Stated problem: Find each line in the following listing that has the string "marker", then state the count and nothing else.

-- start of Material provided --

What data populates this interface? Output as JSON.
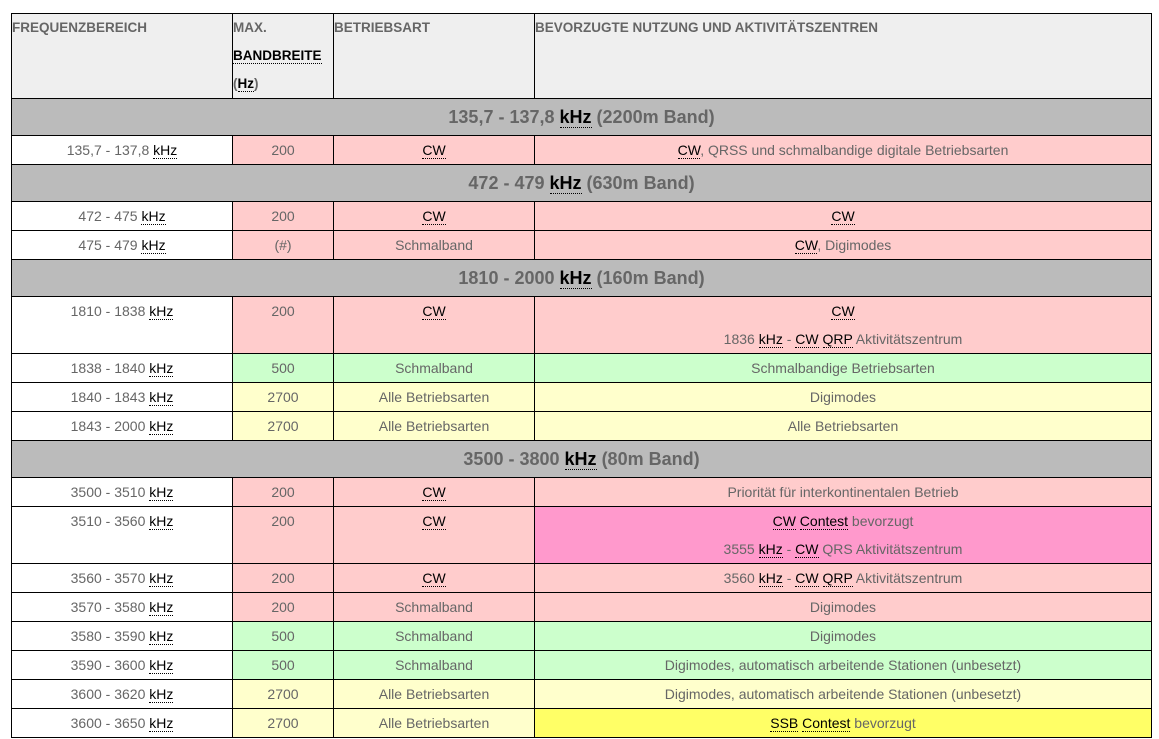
{
  "header": {
    "col1": "FREQUENZBEREICH",
    "col2_line1": "MAX.",
    "col2_line2": "BANDBREITE",
    "col2_line3_pre": "(",
    "col2_line3_abbr": "Hz",
    "col2_line3_post": ")",
    "col3": "BETRIEBSART",
    "col4": "BEVORZUGTE NUTZUNG UND AKTIVITÄTSZENTREN"
  },
  "unit": "kHz",
  "bands": [
    {
      "range": "135,7 - 137,8",
      "name": "(2200m Band)"
    },
    {
      "range": "472 - 479",
      "name": "(630m Band)"
    },
    {
      "range": "1810 - 2000",
      "name": "(160m Band)"
    },
    {
      "range": "3500 - 3800",
      "name": "(80m Band)"
    }
  ],
  "rows": [
    {
      "freq": "135,7 - 137,8",
      "bw": "200",
      "mode": "CW",
      "use_abbr": "CW",
      "use": ", QRSS und schmalbandige digitale Betriebsarten"
    },
    {
      "freq": "472 - 475",
      "bw": "200",
      "mode": "CW",
      "use_abbr": "CW",
      "use": ""
    },
    {
      "freq": "475 - 479",
      "bw": "(#)",
      "mode": "Schmalband",
      "use_abbr": "CW",
      "use": ", Digimodes"
    },
    {
      "freq": "1810 - 1838",
      "bw": "200",
      "mode": "CW",
      "use_abbr": "CW",
      "use_line2_num": "1836",
      "use_line2_sep": " - ",
      "use_line2_a": "CW",
      "use_line2_b": "QRP",
      "use_line2_rest": " Aktivitätszentrum"
    },
    {
      "freq": "1838 - 1840",
      "bw": "500",
      "mode": "Schmalband",
      "use": "Schmalbandige Betriebsarten"
    },
    {
      "freq": "1840 - 1843",
      "bw": "2700",
      "mode": "Alle Betriebsarten",
      "use": "Digimodes"
    },
    {
      "freq": "1843 - 2000",
      "bw": "2700",
      "mode": "Alle Betriebsarten",
      "use": "Alle Betriebsarten"
    },
    {
      "freq": "3500 - 3510",
      "bw": "200",
      "mode": "CW",
      "use": "Priorität für interkontinentalen Betrieb"
    },
    {
      "freq": "3510 - 3560",
      "bw": "200",
      "mode": "CW",
      "use_a": "CW",
      "use_b": "Contest",
      "use_rest": " bevorzugt",
      "use_line2_num": "3555",
      "use_line2_sep": " - ",
      "use_line2_a": "CW",
      "use_line2_rest": " QRS Aktivitätszentrum"
    },
    {
      "freq": "3560 - 3570",
      "bw": "200",
      "mode": "CW",
      "use_num": "3560",
      "use_sep": " - ",
      "use_a": "CW",
      "use_b": "QRP",
      "use_rest": " Aktivitätszentrum"
    },
    {
      "freq": "3570 - 3580",
      "bw": "200",
      "mode": "Schmalband",
      "use": "Digimodes"
    },
    {
      "freq": "3580 - 3590",
      "bw": "500",
      "mode": "Schmalband",
      "use": "Digimodes"
    },
    {
      "freq": "3590 - 3600",
      "bw": "500",
      "mode": "Schmalband",
      "use": "Digimodes, automatisch arbeitende Stationen (unbesetzt)"
    },
    {
      "freq": "3600 - 3620",
      "bw": "2700",
      "mode": "Alle Betriebsarten",
      "use": "Digimodes, automatisch arbeitende Stationen (unbesetzt)"
    },
    {
      "freq": "3600 - 3650",
      "bw": "2700",
      "mode": "Alle Betriebsarten",
      "use_a": "SSB",
      "use_b": "Contest",
      "use_rest": " bevorzugt"
    }
  ],
  "colors": {
    "header_bg": "#efefef",
    "band_bg": "#bbbbbb",
    "cw_red": "#ffcccc",
    "narrow_green": "#ccffcc",
    "all_lightyellow": "#ffffcc",
    "contest_pink": "#ff99cc",
    "contest_yellow": "#ffff66"
  }
}
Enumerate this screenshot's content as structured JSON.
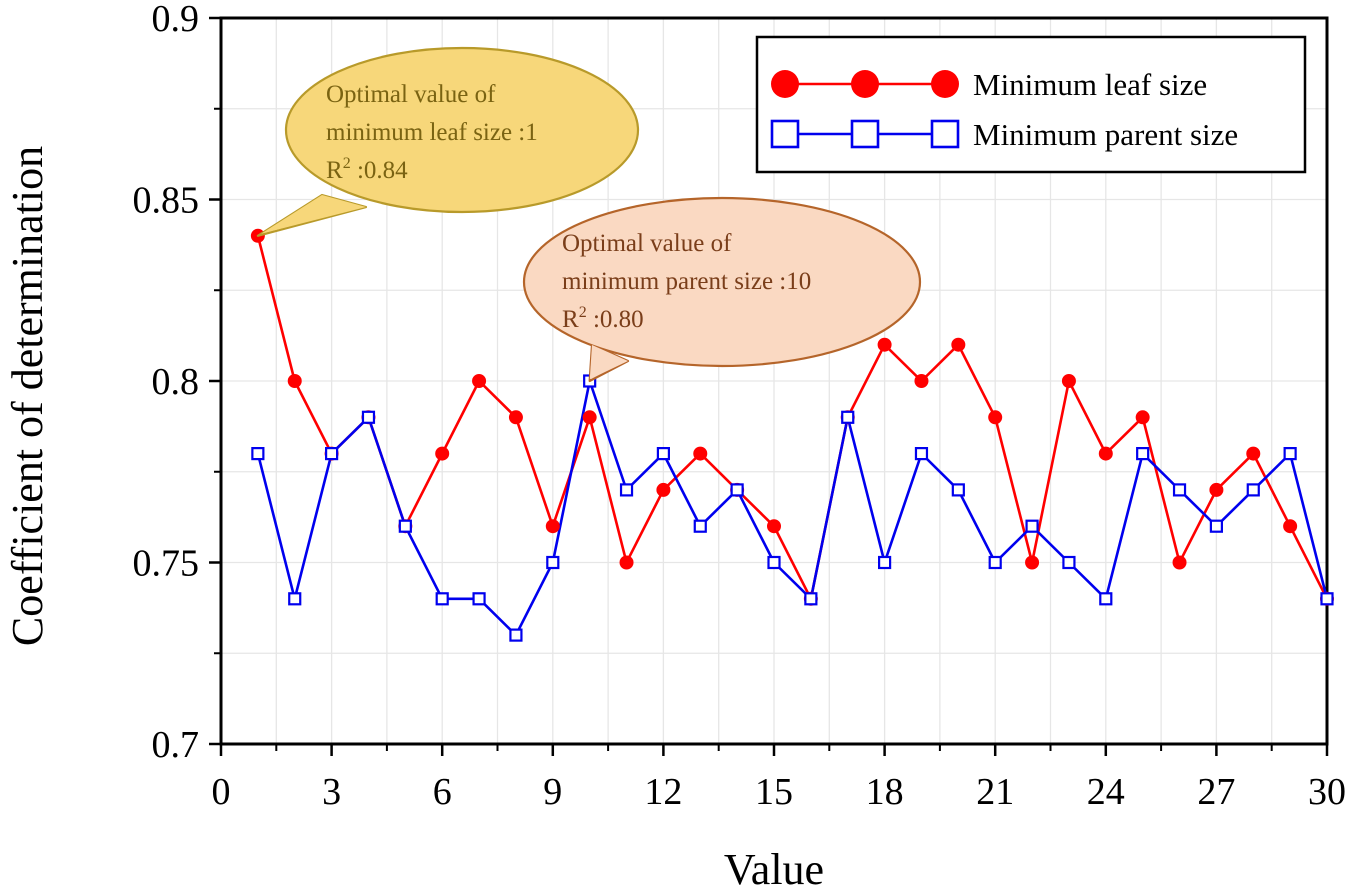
{
  "chart_data": {
    "type": "line",
    "title": "",
    "xlabel": "Value",
    "ylabel": "Coefficient of determination",
    "xlim": [
      0,
      30
    ],
    "ylim": [
      0.7,
      0.9
    ],
    "xticks": [
      0,
      3,
      6,
      9,
      12,
      15,
      18,
      21,
      24,
      27,
      30
    ],
    "xtick_labels": [
      "0",
      "3",
      "6",
      "9",
      "12",
      "15",
      "18",
      "21",
      "24",
      "27",
      "30"
    ],
    "yticks": [
      0.7,
      0.75,
      0.8,
      0.85,
      0.9
    ],
    "ytick_labels": [
      "0.7",
      "0.75",
      "0.8",
      "0.85",
      "0.9"
    ],
    "grid": true,
    "legend_position": "top-right",
    "x": [
      1,
      2,
      3,
      4,
      5,
      6,
      7,
      8,
      9,
      10,
      11,
      12,
      13,
      14,
      15,
      16,
      17,
      18,
      19,
      20,
      21,
      22,
      23,
      24,
      25,
      26,
      27,
      28,
      29,
      30
    ],
    "series": [
      {
        "name": "Minimum leaf size",
        "color": "#ff0000",
        "marker": "filled-circle",
        "values": [
          0.84,
          0.8,
          0.78,
          0.79,
          0.76,
          0.78,
          0.8,
          0.79,
          0.76,
          0.79,
          0.75,
          0.77,
          0.78,
          0.77,
          0.76,
          0.74,
          0.79,
          0.81,
          0.8,
          0.81,
          0.79,
          0.75,
          0.8,
          0.78,
          0.79,
          0.75,
          0.77,
          0.78,
          0.76,
          0.74
        ]
      },
      {
        "name": "Minimum parent size",
        "color": "#0000ee",
        "marker": "open-square",
        "values": [
          0.78,
          0.74,
          0.78,
          0.79,
          0.76,
          0.74,
          0.74,
          0.73,
          0.75,
          0.8,
          0.77,
          0.78,
          0.76,
          0.77,
          0.75,
          0.74,
          0.79,
          0.75,
          0.78,
          0.77,
          0.75,
          0.76,
          0.75,
          0.74,
          0.78,
          0.77,
          0.76,
          0.77,
          0.78,
          0.74
        ]
      }
    ],
    "annotations": [
      {
        "series": "Minimum leaf size",
        "point_x": 1,
        "point_y": 0.84,
        "lines": [
          "Optimal value of",
          "minimum leaf size :1"
        ],
        "r2_base": "R",
        "r2_sup": "2",
        "r2_value": " :0.84",
        "fill": "#f7d77a",
        "stroke": "#b89a2a",
        "text_color": "#7a6312"
      },
      {
        "series": "Minimum parent size",
        "point_x": 10,
        "point_y": 0.8,
        "lines": [
          "Optimal value of",
          "minimum parent size :10"
        ],
        "r2_base": "R",
        "r2_sup": "2",
        "r2_value": " :0.80",
        "fill": "#fad9c2",
        "stroke": "#b5652a",
        "text_color": "#7a3e1a"
      }
    ]
  }
}
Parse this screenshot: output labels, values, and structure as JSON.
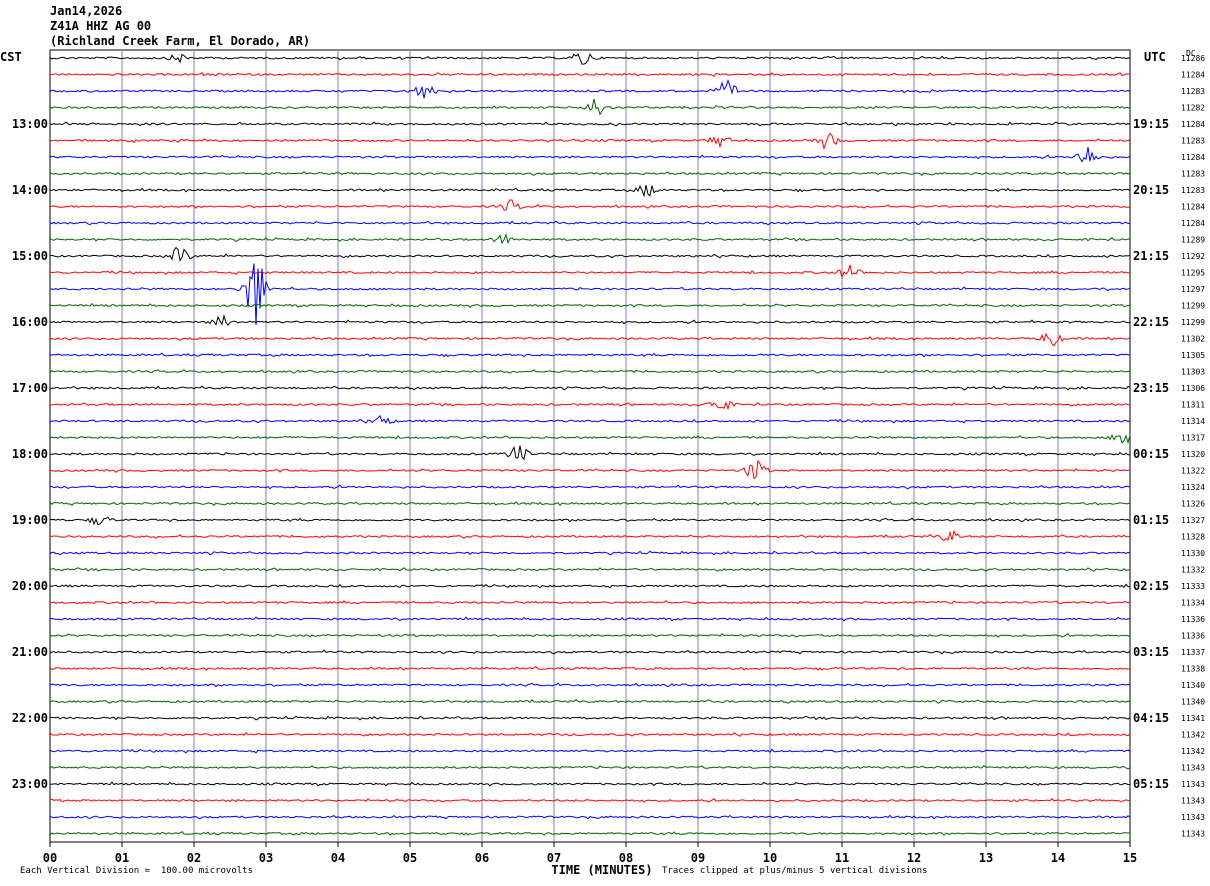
{
  "header": {
    "date": "Jan14,2026",
    "station": "Z41A HHZ AG 00",
    "location": "(Richland Creek Farm, El Dorado, AR)"
  },
  "footer": {
    "scale_note": "Each Vertical Division =  100.00 microvolts",
    "clip_note": "Traces clipped at plus/minus 5 vertical divisions"
  },
  "chart_data": {
    "type": "line",
    "title": "Jan14,2026",
    "left_axis_label": "CST",
    "right_axis_label": "UTC",
    "dc_label": "DC",
    "xlabel": "TIME (MINUTES)",
    "xlim": [
      0,
      15
    ],
    "x_ticks": [
      "00",
      "01",
      "02",
      "03",
      "04",
      "05",
      "06",
      "07",
      "08",
      "09",
      "10",
      "11",
      "12",
      "13",
      "14",
      "15"
    ],
    "trace_minutes": 15,
    "trace_colors": [
      "#000000",
      "#ff0000",
      "#0000ff",
      "#006400"
    ],
    "grid_color": "#8080a0",
    "left_hour_labels": [
      "13:00",
      "14:00",
      "15:00",
      "16:00",
      "17:00",
      "18:00",
      "19:00",
      "20:00",
      "21:00",
      "22:00",
      "23:00"
    ],
    "right_hour_labels": [
      "19:15",
      "20:15",
      "21:15",
      "22:15",
      "23:15",
      "00:15",
      "01:15",
      "02:15",
      "03:15",
      "04:15",
      "05:15"
    ],
    "first_labeled_trace": 4,
    "dc_offsets": [
      11286,
      11284,
      11283,
      11282,
      11284,
      11283,
      11284,
      11283,
      11283,
      11284,
      11284,
      11289,
      11292,
      11295,
      11297,
      11299,
      11299,
      11302,
      11305,
      11303,
      11306,
      11311,
      11314,
      11317,
      11320,
      11322,
      11324,
      11326,
      11327,
      11328,
      11330,
      11332,
      11333,
      11334,
      11336,
      11336,
      11337,
      11338,
      11340,
      11340,
      11341,
      11342,
      11342,
      11343,
      11343,
      11343,
      11343,
      11343
    ],
    "events": [
      {
        "trace": 0,
        "minute": 7.4,
        "amplitude": 0.5
      },
      {
        "trace": 0,
        "minute": 1.8,
        "amplitude": 0.25
      },
      {
        "trace": 2,
        "minute": 5.2,
        "amplitude": 0.5
      },
      {
        "trace": 2,
        "minute": 9.4,
        "amplitude": 0.6
      },
      {
        "trace": 3,
        "minute": 7.6,
        "amplitude": 0.7
      },
      {
        "trace": 5,
        "minute": 9.3,
        "amplitude": 0.35
      },
      {
        "trace": 5,
        "minute": 10.8,
        "amplitude": 0.45
      },
      {
        "trace": 6,
        "minute": 14.4,
        "amplitude": 0.7
      },
      {
        "trace": 8,
        "minute": 8.3,
        "amplitude": 0.4
      },
      {
        "trace": 9,
        "minute": 6.4,
        "amplitude": 0.35
      },
      {
        "trace": 11,
        "minute": 6.3,
        "amplitude": 0.3
      },
      {
        "trace": 12,
        "minute": 1.8,
        "amplitude": 0.55
      },
      {
        "trace": 14,
        "minute": 2.85,
        "amplitude": 2.5
      },
      {
        "trace": 13,
        "minute": 11.1,
        "amplitude": 0.45
      },
      {
        "trace": 16,
        "minute": 2.4,
        "amplitude": 0.35
      },
      {
        "trace": 17,
        "minute": 13.9,
        "amplitude": 0.5
      },
      {
        "trace": 21,
        "minute": 9.3,
        "amplitude": 0.5
      },
      {
        "trace": 22,
        "minute": 4.6,
        "amplitude": 0.35
      },
      {
        "trace": 23,
        "minute": 14.9,
        "amplitude": 0.6
      },
      {
        "trace": 24,
        "minute": 6.5,
        "amplitude": 0.55
      },
      {
        "trace": 25,
        "minute": 9.8,
        "amplitude": 0.7
      },
      {
        "trace": 28,
        "minute": 0.7,
        "amplitude": 0.3
      },
      {
        "trace": 29,
        "minute": 12.5,
        "amplitude": 0.35
      }
    ]
  }
}
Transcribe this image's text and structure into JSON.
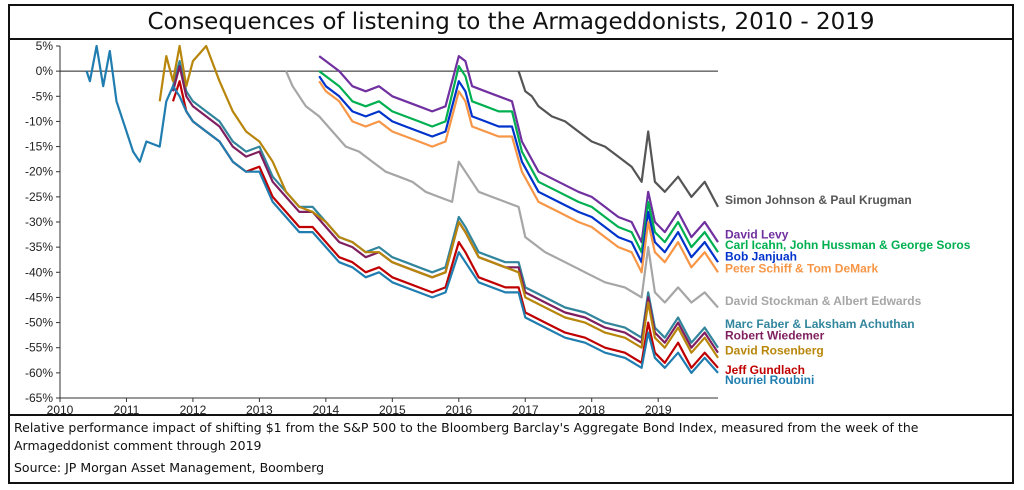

-- end of Material provided --

Result: 2